>>>>>
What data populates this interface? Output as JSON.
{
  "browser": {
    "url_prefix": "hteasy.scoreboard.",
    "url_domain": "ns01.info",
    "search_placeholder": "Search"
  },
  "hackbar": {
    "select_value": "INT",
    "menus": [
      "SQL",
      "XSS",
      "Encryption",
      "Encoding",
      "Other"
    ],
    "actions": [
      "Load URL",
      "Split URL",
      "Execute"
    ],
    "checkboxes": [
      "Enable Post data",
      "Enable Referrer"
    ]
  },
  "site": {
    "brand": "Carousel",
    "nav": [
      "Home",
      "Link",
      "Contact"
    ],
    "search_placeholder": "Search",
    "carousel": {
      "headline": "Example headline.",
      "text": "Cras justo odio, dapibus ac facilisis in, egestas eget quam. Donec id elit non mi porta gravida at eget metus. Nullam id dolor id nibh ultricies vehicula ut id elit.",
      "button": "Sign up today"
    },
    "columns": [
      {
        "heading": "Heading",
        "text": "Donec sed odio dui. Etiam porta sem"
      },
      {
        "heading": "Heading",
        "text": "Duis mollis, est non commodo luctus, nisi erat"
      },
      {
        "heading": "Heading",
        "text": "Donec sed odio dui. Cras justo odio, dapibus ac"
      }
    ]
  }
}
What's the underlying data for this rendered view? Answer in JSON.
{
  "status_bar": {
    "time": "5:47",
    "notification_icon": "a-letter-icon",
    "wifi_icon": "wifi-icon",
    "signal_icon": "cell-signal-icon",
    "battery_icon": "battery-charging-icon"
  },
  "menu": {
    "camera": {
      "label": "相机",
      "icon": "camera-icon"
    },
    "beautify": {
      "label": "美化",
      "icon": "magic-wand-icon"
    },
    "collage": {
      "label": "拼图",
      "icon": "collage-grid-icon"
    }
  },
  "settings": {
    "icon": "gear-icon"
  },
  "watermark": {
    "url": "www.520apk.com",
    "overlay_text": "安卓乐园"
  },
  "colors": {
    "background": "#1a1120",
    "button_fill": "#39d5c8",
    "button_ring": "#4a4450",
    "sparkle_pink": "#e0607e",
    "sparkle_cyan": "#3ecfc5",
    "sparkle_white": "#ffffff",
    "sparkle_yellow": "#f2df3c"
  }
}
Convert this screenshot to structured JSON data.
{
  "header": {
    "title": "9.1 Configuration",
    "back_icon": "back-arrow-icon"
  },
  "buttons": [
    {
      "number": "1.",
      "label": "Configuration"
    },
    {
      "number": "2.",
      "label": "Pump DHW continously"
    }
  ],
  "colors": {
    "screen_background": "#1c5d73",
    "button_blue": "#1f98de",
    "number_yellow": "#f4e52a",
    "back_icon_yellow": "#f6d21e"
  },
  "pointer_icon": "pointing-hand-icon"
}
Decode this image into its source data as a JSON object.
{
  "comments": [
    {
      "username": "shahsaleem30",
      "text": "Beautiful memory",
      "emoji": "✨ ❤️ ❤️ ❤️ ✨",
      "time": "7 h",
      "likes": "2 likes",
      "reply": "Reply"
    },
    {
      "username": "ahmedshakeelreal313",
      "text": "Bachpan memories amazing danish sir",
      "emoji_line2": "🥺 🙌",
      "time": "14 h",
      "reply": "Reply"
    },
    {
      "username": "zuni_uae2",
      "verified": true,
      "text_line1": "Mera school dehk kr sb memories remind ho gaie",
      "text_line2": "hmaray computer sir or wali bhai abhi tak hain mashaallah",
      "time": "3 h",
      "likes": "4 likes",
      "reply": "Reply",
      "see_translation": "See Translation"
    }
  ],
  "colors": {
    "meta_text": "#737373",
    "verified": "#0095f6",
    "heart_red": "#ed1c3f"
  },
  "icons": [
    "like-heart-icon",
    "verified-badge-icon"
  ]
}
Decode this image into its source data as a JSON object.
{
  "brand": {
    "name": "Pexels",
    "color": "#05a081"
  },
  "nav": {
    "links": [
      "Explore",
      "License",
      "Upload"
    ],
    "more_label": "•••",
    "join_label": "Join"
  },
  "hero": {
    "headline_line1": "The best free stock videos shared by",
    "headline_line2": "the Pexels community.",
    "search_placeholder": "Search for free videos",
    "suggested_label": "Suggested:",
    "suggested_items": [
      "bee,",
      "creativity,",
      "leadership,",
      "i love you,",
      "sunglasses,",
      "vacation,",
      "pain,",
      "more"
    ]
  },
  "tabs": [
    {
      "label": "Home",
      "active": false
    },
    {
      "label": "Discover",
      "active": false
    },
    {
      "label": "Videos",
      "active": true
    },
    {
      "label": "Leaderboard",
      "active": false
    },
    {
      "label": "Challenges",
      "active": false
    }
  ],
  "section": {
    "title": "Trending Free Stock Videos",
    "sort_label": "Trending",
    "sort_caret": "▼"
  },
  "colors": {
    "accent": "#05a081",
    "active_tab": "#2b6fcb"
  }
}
<<<<<
=== WRITTEN INSTRUCTION ===
Search the data for the string "justo" and copy each line where it appears.

=== EXERCISE SOLUTION ===
      "text": "Cras justo odio, dapibus ac facilisis in, egestas eget quam. Donec id elit non mi porta gravida at eget metus. Nullam id dolor id nibh ultricies vehicula ut id elit.",
        "text": "Donec sed odio dui. Cras justo odio, dapibus ac"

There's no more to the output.